Instruções e requisitos —
Nos registros abaixo, renomeie "contour-overlay" para "mask-overlay" e reescreva as linhas desde a que contém "Detect and localize" até a que contém "slice-panel-4: Slice 4", inclusive, sem alterar mais nada. Omita as imagens na resposta.

[Registros de onde aparecem os elementos]
■ ■ ■ ■ ■
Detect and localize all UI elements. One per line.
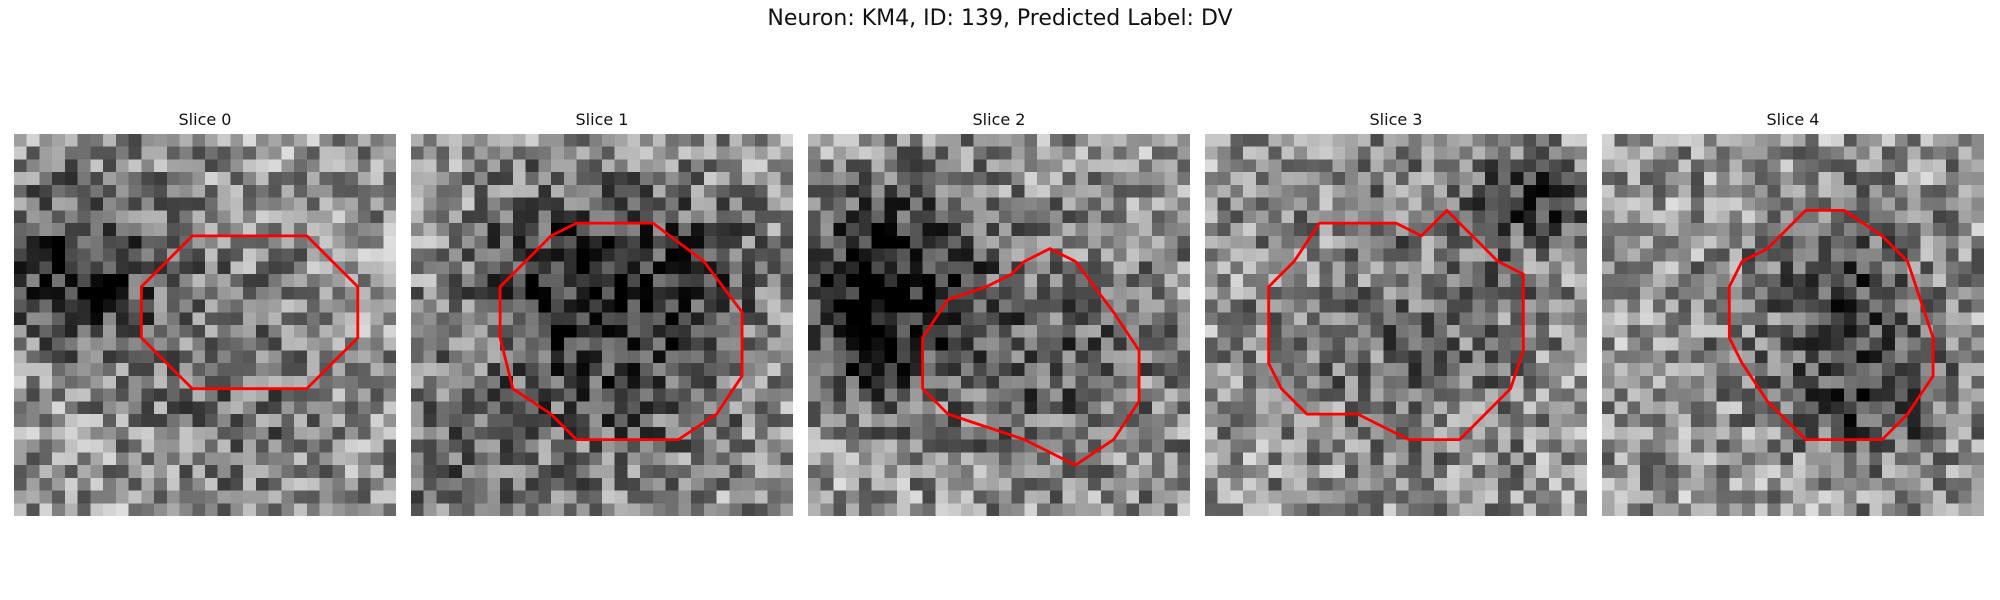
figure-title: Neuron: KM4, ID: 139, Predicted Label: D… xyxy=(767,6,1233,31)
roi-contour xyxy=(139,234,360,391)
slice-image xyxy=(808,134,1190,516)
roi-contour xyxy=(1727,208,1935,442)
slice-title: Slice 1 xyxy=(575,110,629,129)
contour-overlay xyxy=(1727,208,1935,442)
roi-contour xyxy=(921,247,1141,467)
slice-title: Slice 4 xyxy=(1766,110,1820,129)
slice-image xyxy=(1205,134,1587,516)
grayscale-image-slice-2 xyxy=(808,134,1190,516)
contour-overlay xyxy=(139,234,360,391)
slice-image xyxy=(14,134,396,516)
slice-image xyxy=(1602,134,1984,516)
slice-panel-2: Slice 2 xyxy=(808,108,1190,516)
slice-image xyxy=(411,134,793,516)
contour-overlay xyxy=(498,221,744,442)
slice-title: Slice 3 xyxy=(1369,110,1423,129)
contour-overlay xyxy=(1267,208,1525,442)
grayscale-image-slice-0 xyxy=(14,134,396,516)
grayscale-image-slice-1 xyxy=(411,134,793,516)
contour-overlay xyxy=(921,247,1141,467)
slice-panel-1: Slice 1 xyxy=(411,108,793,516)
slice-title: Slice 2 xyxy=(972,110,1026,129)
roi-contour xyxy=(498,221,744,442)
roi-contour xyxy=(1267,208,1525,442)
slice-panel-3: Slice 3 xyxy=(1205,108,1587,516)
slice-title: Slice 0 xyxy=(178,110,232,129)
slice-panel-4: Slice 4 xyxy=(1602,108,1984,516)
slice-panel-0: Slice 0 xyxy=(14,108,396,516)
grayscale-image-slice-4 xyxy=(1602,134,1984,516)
■ ■ ■ ■ ■
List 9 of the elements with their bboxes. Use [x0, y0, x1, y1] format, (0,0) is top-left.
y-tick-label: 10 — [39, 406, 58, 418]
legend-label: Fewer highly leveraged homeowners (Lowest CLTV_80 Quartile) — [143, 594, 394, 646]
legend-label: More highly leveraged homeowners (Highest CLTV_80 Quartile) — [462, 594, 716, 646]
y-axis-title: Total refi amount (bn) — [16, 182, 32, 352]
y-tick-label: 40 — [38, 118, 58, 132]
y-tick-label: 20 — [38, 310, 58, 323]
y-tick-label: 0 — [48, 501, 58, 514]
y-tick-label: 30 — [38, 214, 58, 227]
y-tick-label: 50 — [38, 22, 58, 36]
■ ■ ■ ■ ■
Solução do exercício —
Detect and localize all UI elements. One per line.
figure-title: Neuron: KM4, ID: 139, Predicted Label: D… xyxy=(767,6,1233,31)
roi-contour xyxy=(139,234,360,391)
slice-image xyxy=(808,134,1190,516)
roi-contour xyxy=(1727,208,1935,442)
slice-title: Slice 1 xyxy=(575,110,629,129)
mask-overlay xyxy=(1727,208,1935,442)
roi-contour xyxy=(921,247,1141,467)
slice-title: Slice 4 xyxy=(1766,110,1820,129)
slice-image xyxy=(1205,134,1587,516)
grayscale-image-slice-2 xyxy=(808,134,1190,516)
mask-overlay xyxy=(139,234,360,391)
slice-image xyxy=(14,134,396,516)
slice-image xyxy=(1602,134,1984,516)
slice-panel-2: Slice 2 xyxy=(808,108,1190,516)
slice-image xyxy=(411,134,793,516)
mask-overlay xyxy=(498,221,744,442)
slice-title: Slice 3 xyxy=(1369,110,1423,129)
mask-overlay xyxy=(1267,208,1525,442)
grayscale-image-slice-0 xyxy=(14,134,396,516)
grayscale-image-slice-1 xyxy=(411,134,793,516)
mask-overlay xyxy=(921,247,1141,467)
slice-panel-1: Slice 1 xyxy=(411,108,793,516)
slice-title: Slice 2 xyxy=(972,110,1026,129)
roi-contour xyxy=(498,221,744,442)
roi-contour xyxy=(1267,208,1525,442)
slice-panel-3: Slice 3 xyxy=(1205,108,1587,516)
slice-title: Slice 0 xyxy=(178,110,232,129)
slice-panel-4: Slice 4 xyxy=(1602,108,1984,516)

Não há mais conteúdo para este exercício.